(Problem requirements):
Identify each line below containing the string "sinh" and copy it.

(Items listed in a dataset):
══════

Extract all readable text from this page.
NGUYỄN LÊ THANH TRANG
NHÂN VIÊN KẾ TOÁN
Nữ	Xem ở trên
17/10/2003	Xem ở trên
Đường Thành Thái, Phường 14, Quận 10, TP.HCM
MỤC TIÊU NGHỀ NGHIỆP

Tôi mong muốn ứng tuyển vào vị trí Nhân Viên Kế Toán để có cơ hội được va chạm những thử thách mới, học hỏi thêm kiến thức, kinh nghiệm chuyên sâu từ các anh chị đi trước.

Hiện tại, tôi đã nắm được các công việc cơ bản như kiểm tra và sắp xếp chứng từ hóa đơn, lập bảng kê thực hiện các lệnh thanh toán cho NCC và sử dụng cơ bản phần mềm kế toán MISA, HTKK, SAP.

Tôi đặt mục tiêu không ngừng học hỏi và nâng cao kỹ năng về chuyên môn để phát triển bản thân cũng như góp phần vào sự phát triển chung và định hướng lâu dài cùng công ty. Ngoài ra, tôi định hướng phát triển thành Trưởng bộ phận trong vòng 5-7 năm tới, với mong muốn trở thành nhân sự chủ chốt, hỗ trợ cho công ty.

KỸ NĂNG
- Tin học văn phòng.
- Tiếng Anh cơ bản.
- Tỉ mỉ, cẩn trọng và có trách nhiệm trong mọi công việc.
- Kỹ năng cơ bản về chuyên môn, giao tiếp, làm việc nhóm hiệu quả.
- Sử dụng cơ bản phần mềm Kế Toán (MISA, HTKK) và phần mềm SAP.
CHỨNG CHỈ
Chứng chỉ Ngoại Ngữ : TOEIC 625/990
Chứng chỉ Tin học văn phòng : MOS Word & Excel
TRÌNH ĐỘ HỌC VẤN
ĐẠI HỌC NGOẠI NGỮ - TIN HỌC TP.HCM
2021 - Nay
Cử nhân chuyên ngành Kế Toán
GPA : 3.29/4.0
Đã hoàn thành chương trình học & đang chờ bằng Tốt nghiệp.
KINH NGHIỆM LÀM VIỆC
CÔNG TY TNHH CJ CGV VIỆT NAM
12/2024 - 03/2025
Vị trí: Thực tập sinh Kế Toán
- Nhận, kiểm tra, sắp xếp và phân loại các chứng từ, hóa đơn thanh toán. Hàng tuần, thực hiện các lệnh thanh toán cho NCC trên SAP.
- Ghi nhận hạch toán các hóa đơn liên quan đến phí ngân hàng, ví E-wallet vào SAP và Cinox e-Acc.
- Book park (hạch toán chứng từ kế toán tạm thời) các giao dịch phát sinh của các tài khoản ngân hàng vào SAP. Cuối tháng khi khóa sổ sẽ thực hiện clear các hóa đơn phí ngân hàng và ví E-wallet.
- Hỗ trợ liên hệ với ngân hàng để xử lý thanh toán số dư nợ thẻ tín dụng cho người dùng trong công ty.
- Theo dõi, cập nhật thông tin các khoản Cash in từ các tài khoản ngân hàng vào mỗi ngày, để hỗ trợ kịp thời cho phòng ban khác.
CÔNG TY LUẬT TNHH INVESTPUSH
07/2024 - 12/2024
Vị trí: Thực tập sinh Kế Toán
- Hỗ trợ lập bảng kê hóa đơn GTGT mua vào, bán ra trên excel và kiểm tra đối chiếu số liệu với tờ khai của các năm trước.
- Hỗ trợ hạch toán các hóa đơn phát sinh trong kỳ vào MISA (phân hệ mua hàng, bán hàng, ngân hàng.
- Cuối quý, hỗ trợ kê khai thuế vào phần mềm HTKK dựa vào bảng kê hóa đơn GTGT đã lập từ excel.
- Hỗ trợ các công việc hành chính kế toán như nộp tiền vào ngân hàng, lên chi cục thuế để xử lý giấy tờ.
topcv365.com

══════

(Correct response):
Vị trí: Thực tập sinh Kế Toán
- Book park (hạch toán chứng từ kế toán tạm thời) các giao dịch phát sinh của các tài khoản ngân hàng vào SAP. Cuối tháng khi khóa sổ sẽ thực hiện clear các hóa đơn phí ngân hàng và ví E-wallet.
Vị trí: Thực tập sinh Kế Toán
- Hỗ trợ hạch toán các hóa đơn phát sinh trong kỳ vào MISA (phân hệ mua hàng, bán hàng, ngân hàng.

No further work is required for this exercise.